*Item position lines*
###

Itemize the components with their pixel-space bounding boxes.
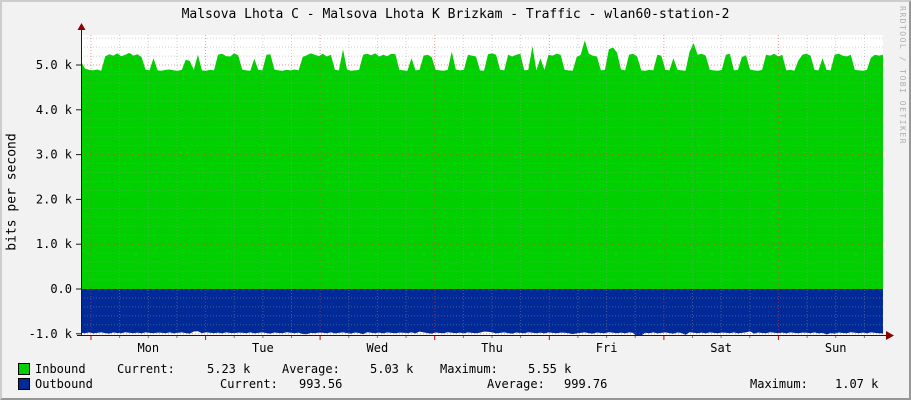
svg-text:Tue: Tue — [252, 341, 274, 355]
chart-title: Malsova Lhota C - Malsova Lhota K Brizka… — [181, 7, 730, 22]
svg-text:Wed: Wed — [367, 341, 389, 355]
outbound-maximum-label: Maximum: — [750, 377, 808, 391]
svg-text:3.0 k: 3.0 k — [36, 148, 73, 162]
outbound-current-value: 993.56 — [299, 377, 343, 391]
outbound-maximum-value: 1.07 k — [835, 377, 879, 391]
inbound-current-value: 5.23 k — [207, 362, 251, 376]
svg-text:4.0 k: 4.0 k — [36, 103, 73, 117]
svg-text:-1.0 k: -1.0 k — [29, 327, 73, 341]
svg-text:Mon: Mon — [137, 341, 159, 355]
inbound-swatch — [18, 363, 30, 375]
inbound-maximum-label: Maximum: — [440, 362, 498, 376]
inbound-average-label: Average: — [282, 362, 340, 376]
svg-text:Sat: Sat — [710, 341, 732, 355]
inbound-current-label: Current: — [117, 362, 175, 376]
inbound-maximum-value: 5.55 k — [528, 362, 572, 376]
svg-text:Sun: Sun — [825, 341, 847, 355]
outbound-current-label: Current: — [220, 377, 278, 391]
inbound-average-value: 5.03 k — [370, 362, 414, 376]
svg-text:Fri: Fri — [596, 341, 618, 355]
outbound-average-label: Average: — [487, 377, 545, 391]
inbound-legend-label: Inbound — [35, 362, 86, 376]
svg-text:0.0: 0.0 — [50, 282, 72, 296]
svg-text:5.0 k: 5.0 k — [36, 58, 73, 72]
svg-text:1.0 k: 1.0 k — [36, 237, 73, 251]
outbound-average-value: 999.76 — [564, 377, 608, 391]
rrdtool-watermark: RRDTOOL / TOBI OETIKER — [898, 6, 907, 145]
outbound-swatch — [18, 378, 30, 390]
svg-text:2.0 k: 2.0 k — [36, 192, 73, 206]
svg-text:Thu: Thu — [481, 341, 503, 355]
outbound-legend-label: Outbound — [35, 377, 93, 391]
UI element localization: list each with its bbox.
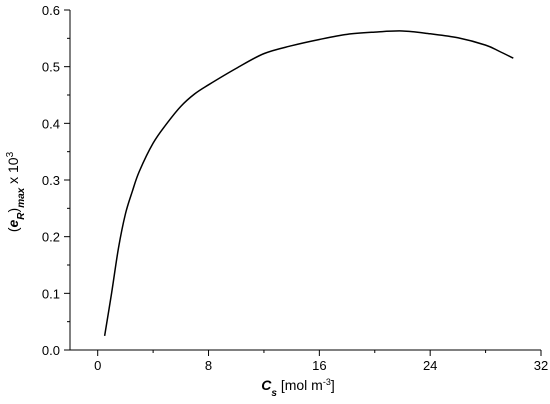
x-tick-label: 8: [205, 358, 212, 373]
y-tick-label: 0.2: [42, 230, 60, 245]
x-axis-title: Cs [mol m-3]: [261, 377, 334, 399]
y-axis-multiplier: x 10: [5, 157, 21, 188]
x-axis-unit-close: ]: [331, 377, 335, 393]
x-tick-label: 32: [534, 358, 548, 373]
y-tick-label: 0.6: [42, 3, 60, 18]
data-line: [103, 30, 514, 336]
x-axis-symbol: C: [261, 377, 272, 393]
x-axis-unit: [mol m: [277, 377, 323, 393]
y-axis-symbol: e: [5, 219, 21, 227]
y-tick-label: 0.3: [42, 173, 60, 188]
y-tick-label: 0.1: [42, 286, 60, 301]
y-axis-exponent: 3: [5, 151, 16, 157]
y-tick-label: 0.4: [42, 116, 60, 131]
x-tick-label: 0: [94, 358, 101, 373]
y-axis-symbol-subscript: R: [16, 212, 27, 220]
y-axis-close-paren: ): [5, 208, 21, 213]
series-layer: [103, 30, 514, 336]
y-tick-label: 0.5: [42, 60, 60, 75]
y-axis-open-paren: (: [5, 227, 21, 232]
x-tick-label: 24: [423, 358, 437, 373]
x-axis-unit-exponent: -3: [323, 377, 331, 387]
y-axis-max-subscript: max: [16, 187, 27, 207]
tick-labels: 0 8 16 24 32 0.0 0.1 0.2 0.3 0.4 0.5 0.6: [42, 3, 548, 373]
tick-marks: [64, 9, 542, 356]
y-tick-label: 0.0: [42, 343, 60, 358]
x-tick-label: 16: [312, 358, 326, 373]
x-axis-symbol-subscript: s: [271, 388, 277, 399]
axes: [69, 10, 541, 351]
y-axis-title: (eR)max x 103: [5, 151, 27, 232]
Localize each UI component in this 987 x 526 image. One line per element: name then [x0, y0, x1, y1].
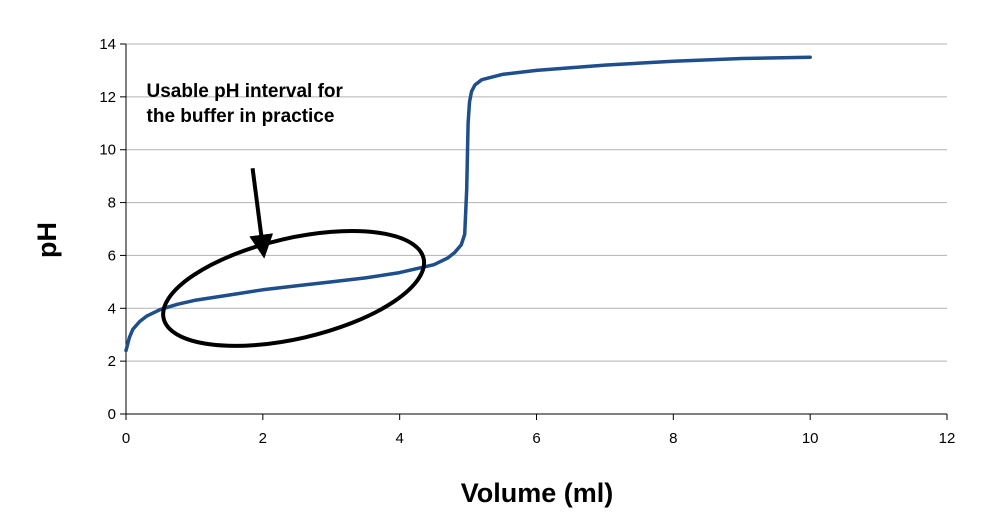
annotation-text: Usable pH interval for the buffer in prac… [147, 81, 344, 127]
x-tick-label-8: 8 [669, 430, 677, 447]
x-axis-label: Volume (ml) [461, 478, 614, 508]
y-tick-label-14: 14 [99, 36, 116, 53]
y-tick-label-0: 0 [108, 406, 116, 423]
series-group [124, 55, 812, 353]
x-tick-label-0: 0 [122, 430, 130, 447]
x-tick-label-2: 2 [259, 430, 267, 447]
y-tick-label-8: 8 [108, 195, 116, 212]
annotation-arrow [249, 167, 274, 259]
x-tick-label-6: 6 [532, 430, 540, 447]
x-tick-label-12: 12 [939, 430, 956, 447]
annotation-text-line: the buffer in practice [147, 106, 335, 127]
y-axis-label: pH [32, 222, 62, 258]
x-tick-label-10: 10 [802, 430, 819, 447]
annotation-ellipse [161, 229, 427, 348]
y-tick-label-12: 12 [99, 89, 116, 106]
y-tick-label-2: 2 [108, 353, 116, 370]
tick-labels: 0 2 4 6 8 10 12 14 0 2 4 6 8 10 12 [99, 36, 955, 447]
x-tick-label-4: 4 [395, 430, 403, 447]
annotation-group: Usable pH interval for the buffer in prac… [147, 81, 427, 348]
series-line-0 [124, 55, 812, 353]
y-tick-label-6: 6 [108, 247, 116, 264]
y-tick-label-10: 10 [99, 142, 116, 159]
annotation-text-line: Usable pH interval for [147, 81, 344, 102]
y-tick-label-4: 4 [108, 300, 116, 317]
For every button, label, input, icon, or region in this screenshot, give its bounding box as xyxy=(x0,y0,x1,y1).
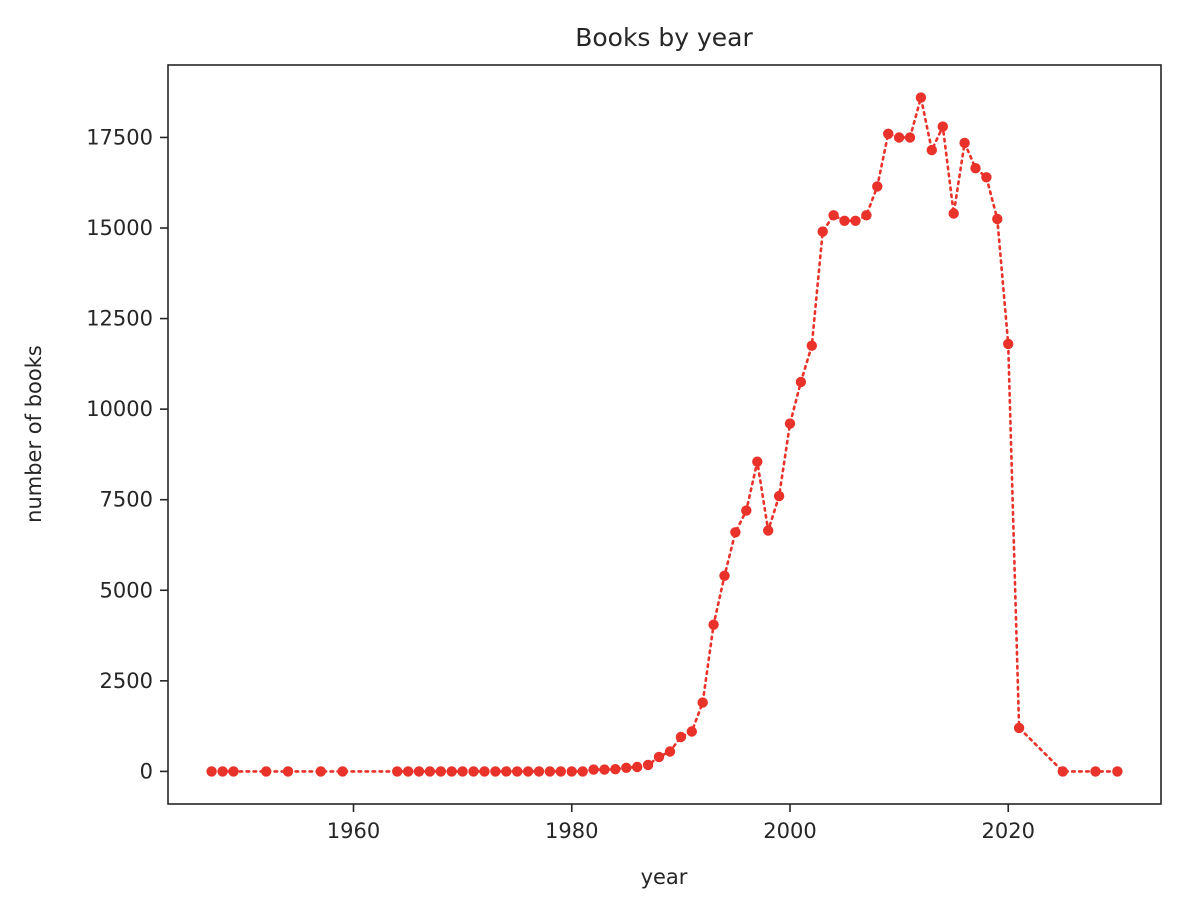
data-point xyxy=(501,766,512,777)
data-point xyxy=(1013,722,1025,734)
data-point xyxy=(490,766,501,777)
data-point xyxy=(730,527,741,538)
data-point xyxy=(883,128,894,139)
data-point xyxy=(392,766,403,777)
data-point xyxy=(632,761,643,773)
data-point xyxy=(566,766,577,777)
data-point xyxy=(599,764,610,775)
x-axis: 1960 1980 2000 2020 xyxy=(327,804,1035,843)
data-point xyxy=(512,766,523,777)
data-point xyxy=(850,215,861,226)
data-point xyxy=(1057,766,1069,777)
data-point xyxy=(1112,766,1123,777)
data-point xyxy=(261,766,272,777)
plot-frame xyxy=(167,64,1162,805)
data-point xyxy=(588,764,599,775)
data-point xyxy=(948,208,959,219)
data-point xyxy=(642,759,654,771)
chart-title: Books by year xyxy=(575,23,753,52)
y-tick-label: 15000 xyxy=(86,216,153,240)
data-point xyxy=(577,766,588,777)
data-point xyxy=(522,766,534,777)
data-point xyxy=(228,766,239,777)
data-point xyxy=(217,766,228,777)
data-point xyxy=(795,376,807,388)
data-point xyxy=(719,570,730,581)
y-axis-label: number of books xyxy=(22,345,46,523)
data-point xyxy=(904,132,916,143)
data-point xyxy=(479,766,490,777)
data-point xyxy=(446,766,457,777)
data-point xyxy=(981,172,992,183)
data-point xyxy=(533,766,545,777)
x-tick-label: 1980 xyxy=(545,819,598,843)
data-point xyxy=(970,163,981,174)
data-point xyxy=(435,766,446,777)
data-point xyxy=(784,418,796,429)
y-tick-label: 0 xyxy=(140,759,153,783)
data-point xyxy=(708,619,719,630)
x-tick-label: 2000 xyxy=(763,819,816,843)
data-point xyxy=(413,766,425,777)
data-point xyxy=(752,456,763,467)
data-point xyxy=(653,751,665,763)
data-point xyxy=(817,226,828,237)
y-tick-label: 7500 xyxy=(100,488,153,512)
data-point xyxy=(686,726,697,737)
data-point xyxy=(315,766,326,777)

###

*Work required*
Print the lines above word for word, leaving out the pictures.

*Written reply*
Itemize the components with their pixel-space bounding boxes.
svg-text:Tue: Tue — [252, 341, 274, 355]
chart-title: Malsova Lhota C - Malsova Lhota K Brizka… — [181, 7, 730, 22]
svg-text:Wed: Wed — [367, 341, 389, 355]
outbound-maximum-label: Maximum: — [750, 377, 808, 391]
svg-text:3.0 k: 3.0 k — [36, 148, 73, 162]
outbound-current-value: 993.56 — [299, 377, 343, 391]
outbound-maximum-value: 1.07 k — [835, 377, 879, 391]
inbound-current-value: 5.23 k — [207, 362, 251, 376]
svg-text:4.0 k: 4.0 k — [36, 103, 73, 117]
svg-text:-1.0 k: -1.0 k — [29, 327, 73, 341]
svg-text:Mon: Mon — [137, 341, 159, 355]
inbound-swatch — [18, 363, 30, 375]
inbound-maximum-label: Maximum: — [440, 362, 498, 376]
inbound-average-label: Average: — [282, 362, 340, 376]
svg-text:Sat: Sat — [710, 341, 732, 355]
inbound-current-label: Current: — [117, 362, 175, 376]
inbound-maximum-value: 5.55 k — [528, 362, 572, 376]
svg-text:Sun: Sun — [825, 341, 847, 355]
outbound-current-label: Current: — [220, 377, 278, 391]
inbound-average-value: 5.03 k — [370, 362, 414, 376]
svg-text:Fri: Fri — [596, 341, 618, 355]
outbound-average-label: Average: — [487, 377, 545, 391]
inbound-legend-label: Inbound — [35, 362, 86, 376]
svg-text:0.0: 0.0 — [50, 282, 72, 296]
svg-text:5.0 k: 5.0 k — [36, 58, 73, 72]
svg-text:1.0 k: 1.0 k — [36, 237, 73, 251]
outbound-average-value: 999.76 — [564, 377, 608, 391]
rrdtool-watermark: RRDTOOL / TOBI OETIKER — [898, 6, 907, 145]
outbound-swatch — [18, 378, 30, 390]
svg-text:2.0 k: 2.0 k — [36, 192, 73, 206]
svg-text:Thu: Thu — [481, 341, 503, 355]
outbound-legend-label: Outbound — [35, 377, 93, 391]
UI element localization: list each with its bbox.
x-tick-label: 8: [205, 358, 212, 373]
y-tick-label: 0.2: [42, 230, 60, 245]
x-axis-title: Cs [mol m-3]: [261, 377, 334, 399]
y-axis-multiplier: x 10: [5, 157, 21, 188]
x-axis-unit-close: ]: [331, 377, 335, 393]
x-tick-label: 32: [534, 358, 548, 373]
y-tick-label: 0.6: [42, 3, 60, 18]
data-line: [103, 30, 514, 336]
x-axis-symbol: C: [261, 377, 272, 393]
x-axis-unit: [mol m: [277, 377, 323, 393]
y-axis-symbol: e: [5, 219, 21, 227]
y-tick-label: 0.3: [42, 173, 60, 188]
y-tick-label: 0.1: [42, 286, 60, 301]
y-axis-exponent: 3: [5, 151, 16, 157]
y-tick-label: 0.4: [42, 116, 60, 131]
x-tick-label: 0: [94, 358, 101, 373]
y-axis-symbol-subscript: R: [16, 212, 27, 220]
y-axis-close-paren: ): [5, 208, 21, 213]
series-layer: [103, 30, 514, 336]
y-tick-label: 0.5: [42, 60, 60, 75]
y-axis-open-paren: (: [5, 227, 21, 232]
x-tick-label: 24: [423, 358, 437, 373]
x-axis-unit-exponent: -3: [323, 377, 331, 387]
y-axis-max-subscript: max: [16, 187, 27, 207]
tick-labels: 0 8 16 24 32 0.0 0.1 0.2 0.3 0.4 0.5 0.6: [42, 3, 548, 373]
tick-marks: [64, 9, 542, 356]
y-tick-label: 0.0: [42, 343, 60, 358]
x-tick-label: 16: [312, 358, 326, 373]
x-axis-symbol-subscript: s: [271, 388, 277, 399]
axes: [69, 10, 541, 351]
y-axis-title: (eR)max x 103: [5, 151, 27, 232]
Localize each UI component in this 987 x 526 image. One line per element: name then [x0, y0, x1, y1].
annotation-text: Usable pH interval for the buffer in prac… [147, 81, 344, 127]
x-tick-label-8: 8 [669, 430, 677, 447]
x-axis-label: Volume (ml) [461, 478, 614, 508]
y-tick-label-14: 14 [99, 36, 116, 53]
y-tick-label-0: 0 [108, 406, 116, 423]
series-group [124, 55, 812, 353]
x-tick-label-0: 0 [122, 430, 130, 447]
x-tick-label-2: 2 [259, 430, 267, 447]
y-tick-label-8: 8 [108, 195, 116, 212]
annotation-arrow [249, 167, 274, 259]
x-tick-label-6: 6 [532, 430, 540, 447]
x-tick-label-12: 12 [939, 430, 956, 447]
annotation-text-line: the buffer in practice [147, 106, 335, 127]
y-axis-label: pH [32, 222, 62, 258]
x-tick-label-10: 10 [802, 430, 819, 447]
annotation-ellipse [161, 229, 427, 348]
y-tick-label-12: 12 [99, 89, 116, 106]
y-tick-label-2: 2 [108, 353, 116, 370]
tick-labels: 0 2 4 6 8 10 12 14 0 2 4 6 8 10 12 [99, 36, 955, 447]
x-tick-label-4: 4 [395, 430, 403, 447]
annotation-group: Usable pH interval for the buffer in prac… [147, 81, 427, 348]
series-line-0 [124, 55, 812, 353]
y-tick-label-6: 6 [108, 247, 116, 264]
y-tick-label-10: 10 [99, 142, 116, 159]
annotation-text-line: Usable pH interval for [147, 81, 344, 102]
y-tick-label-4: 4 [108, 300, 116, 317]
For every button, label, input, icon, or region in this screenshot, give its bounding box as xyxy=(x0,y0,x1,y1).
data-point xyxy=(501,766,512,777)
data-point xyxy=(1013,722,1025,734)
data-point xyxy=(490,766,501,777)
data-point xyxy=(730,527,741,538)
data-point xyxy=(883,128,894,139)
data-point xyxy=(392,766,403,777)
data-point xyxy=(632,761,643,773)
data-point xyxy=(566,766,577,777)
data-point xyxy=(599,764,610,775)
x-axis: 1960 1980 2000 2020 xyxy=(327,804,1035,843)
data-point xyxy=(512,766,523,777)
data-point xyxy=(850,215,861,226)
data-point xyxy=(1057,766,1069,777)
data-point xyxy=(1112,766,1123,777)
data-point xyxy=(261,766,272,777)
plot-frame xyxy=(167,64,1162,805)
data-point xyxy=(588,764,599,775)
data-point xyxy=(948,208,959,219)
data-point xyxy=(642,759,654,771)
chart-title: Books by year xyxy=(575,23,753,52)
y-tick-label: 15000 xyxy=(86,216,153,240)
data-point xyxy=(577,766,588,777)
data-point xyxy=(522,766,534,777)
data-point xyxy=(228,766,239,777)
data-point xyxy=(217,766,228,777)
data-point xyxy=(795,376,807,388)
data-point xyxy=(719,570,730,581)
y-axis-label: number of books xyxy=(22,345,46,523)
data-point xyxy=(904,132,916,143)
data-point xyxy=(479,766,490,777)
data-point xyxy=(446,766,457,777)
data-point xyxy=(981,172,992,183)
data-point xyxy=(533,766,545,777)
x-tick-label: 1980 xyxy=(545,819,598,843)
data-point xyxy=(970,163,981,174)
data-point xyxy=(435,766,446,777)
data-point xyxy=(784,418,796,429)
y-tick-label: 0 xyxy=(140,759,153,783)
data-point xyxy=(708,619,719,630)
x-tick-label: 2000 xyxy=(763,819,816,843)
data-point xyxy=(413,766,425,777)
data-point xyxy=(752,456,763,467)
data-point xyxy=(653,751,665,763)
data-point xyxy=(817,226,828,237)
y-tick-label: 7500 xyxy=(100,488,153,512)
data-point xyxy=(686,726,697,737)
data-point xyxy=(315,766,326,777)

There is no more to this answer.